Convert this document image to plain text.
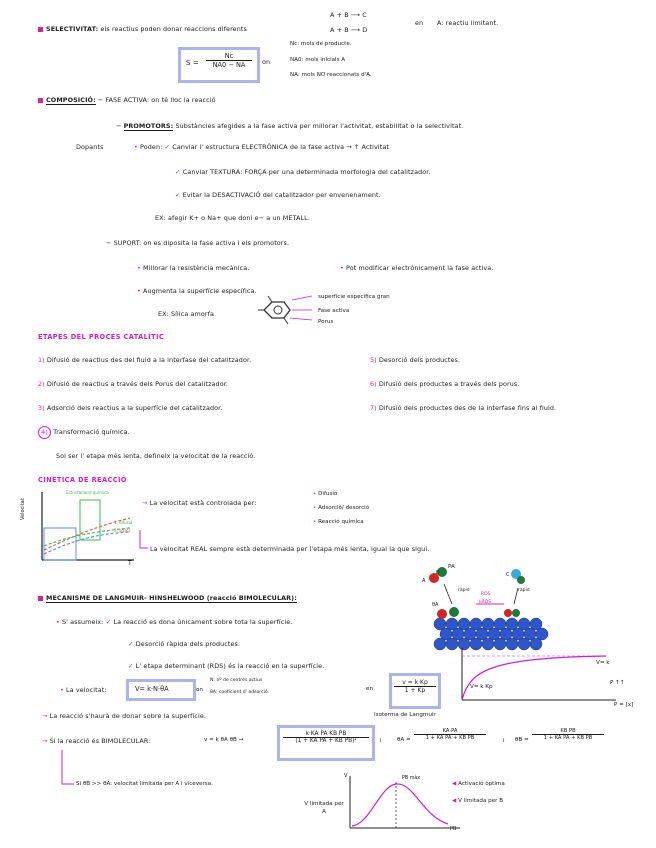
SELECTIVITAT: els reactius poden donar reaccions diferents
A + B ⟶ C
A + B ⟶ D
en A: reactiu limitant.
$S = \frac{Nc}{NA0 - NA}$ on
Nc: mols de producte.
NA0: mols inicials A
NA: mols NO reaccionats d'A.
COMPOSICIÓ: − FASE ACTIVA: on té lloc la reacció
− PROMOTORS: Substàncies afegides a la fase activa per millorar l'activitat, estabilitat o la selectivitat.
Dopants	• Poden: ✓ Canviar l' estructura ELECTRÒNICA de la fase activa → ↑ Activitat
✓ Canviar TEXTURA: FORÇA per una determinada morfologia del catalitzador.
✓ Evitar la DESACTIVACIÓ del catalitzador per envenenament.
EX: afegir K+ o Na+ que doni e− a un METALL.
− SUPORT: on es diposita la fase activa i els promotors.
• Millorar la resistència mecànica.	• Pot modificar electrònicament la fase activa.
• Augmenta la superfície específica.
EX: Sílica amorfa
superfície específica gran
Fase activa
Porus
ETAPES DEL PROCÉS CATALÍTIC
1) Difusió de reactius des del fluid a la interfase del catalitzador.
2) Difusió de reactius a través dels Porus del catalitzador.
3) Adsorció dels reactius a la superfície del catalitzador.
4) Transformació química.
5) Desorció dels productes.
6) Difusió dels productes a través dels porus.
7) Difusió dels productes des de la interfase fins al fluid.
Sol ser l' etapa més lenta, defineix la velocitat de la reacció.
CINÈTICA DE REACCIÓ
Estrictament química
1. difusió
2. adsor.
Velocitat
T
→ La velocitat està controlada per:
• Difusió
• Adsorció/ desorció
• Reacció química
La velocitat REAL sempre està determinada per l'etapa més lenta, igual la que sigui.
MECANISME DE LANGMUIR- HINSHELWOOD (reacció BIMOLECULAR):
PA
A
B	C
ràpid	ràpid
RDS
kRDS
θA
V= k
V= k Kp
P ↑↑
P = [x]
• S' assumeix: ✓ La reacció es dona únicament sobre tota la superfície.
✓ Desorció ràpida dels productes.
✓ L' etapa determinant (RDS) és la reacció en la superfície.
• La velocitat:	V= k·N·θA	on
N: nº de centres actius
θA: coeficient d' adsorció.
en	$\frac{v = k\cdot Kp}{1 + Kp}$
→ La reacció s'haurà de donar sobre la superfície.	Isoterma de Langmuir
→ Si la reacció és BIMOLECULAR:	v = k θA θB →	$\frac{\text{k·KA PA KB PB}}{\text{(1 + KA PA + KB PB)²}}$ i	$\theta A = \frac{KA\cdot PA}{\text{1 + KA PA + KB PB}}$	i $\theta B = \frac{\text{KB PB}}{\text{1 + KA PA + KB PB}}$
Si θB >> θA: velocitat limitada per A i viceversa.
V
PB
PB màx
◀ Activació òptima
◀ V limitada per B
V limitada per A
----
Task details
Transcribe the listing above verbatim. Omit the pictures.

Answer to this exercise
Convert this document image to plain text.
SELECTIVITAT: els reactius poden donar reaccions diferents
A + B ⟶ C
A + B ⟶ D
en A: reactiu limitant.
$S = \frac{Nc}{NA0 - NA}$ on
Nc: mols de producte.
NA0: mols inicials A
NA: mols NO reaccionats d'A.
COMPOSICIÓ: − FASE ACTIVA: on té lloc la reacció
− PROMOTORS: Substàncies afegides a la fase activa per millorar l'activitat, estabilitat o la selectivitat.
Dopants	• Poden: ✓ Canviar l' estructura ELECTRÒNICA de la fase activa → ↑ Activitat
✓ Canviar TEXTURA: FORÇA per una determinada morfologia del catalitzador.
✓ Evitar la DESACTIVACIÓ del catalitzador per envenenament.
EX: afegir K+ o Na+ que doni e− a un METALL.
− SUPORT: on es diposita la fase activa i els promotors.
• Millorar la resistència mecànica.	• Pot modificar electrònicament la fase activa.
• Augmenta la superfície específica.
EX: Sílica amorfa
superfície específica gran
Fase activa
Porus
ETAPES DEL PROCÉS CATALÍTIC
1) Difusió de reactius des del fluid a la interfase del catalitzador.
2) Difusió de reactius a través dels Porus del catalitzador.
3) Adsorció dels reactius a la superfície del catalitzador.
4) Transformació química.
5) Desorció dels productes.
6) Difusió dels productes a través dels porus.
7) Difusió dels productes des de la interfase fins al fluid.
Sol ser l' etapa més lenta, defineix la velocitat de la reacció.
CINÈTICA DE REACCIÓ
Estrictament química
1. difusió
2. adsor.
Velocitat
T
→ La velocitat està controlada per:
• Difusió
• Adsorció/ desorció
• Reacció química
La velocitat REAL sempre està determinada per l'etapa més lenta, igual la que sigui.
MECANISME DE LANGMUIR- HINSHELWOOD (reacció BIMOLECULAR):
PA
A
B	C
ràpid	ràpid
RDS
kRDS
θA
V= k
V= k Kp
P ↑↑
P = [x]
• S' assumeix: ✓ La reacció es dona únicament sobre tota la superfície.
✓ Desorció ràpida dels productes.
✓ L' etapa determinant (RDS) és la reacció en la superfície.
• La velocitat:	V= k·N·θA	on
N: nº de centres actius
θA: coeficient d' adsorció.
en	$\frac{v = k\cdot Kp}{1 + Kp}$
→ La reacció s'haurà de donar sobre la superfície.	Isoterma de Langmuir
→ Si la reacció és BIMOLECULAR:	v = k θA θB →	$\frac{\text{k·KA PA KB PB}}{\text{(1 + KA PA + KB PB)²}}$ i	$\theta A = \frac{KA\cdot PA}{\text{1 + KA PA + KB PB}}$	i $\theta B = \frac{\text{KB PB}}{\text{1 + KA PA + KB PB}}$
Si θB >> θA: velocitat limitada per A i viceversa.
V
PB
PB màx
◀ Activació òptima
◀ V limitada per B
V limitada per A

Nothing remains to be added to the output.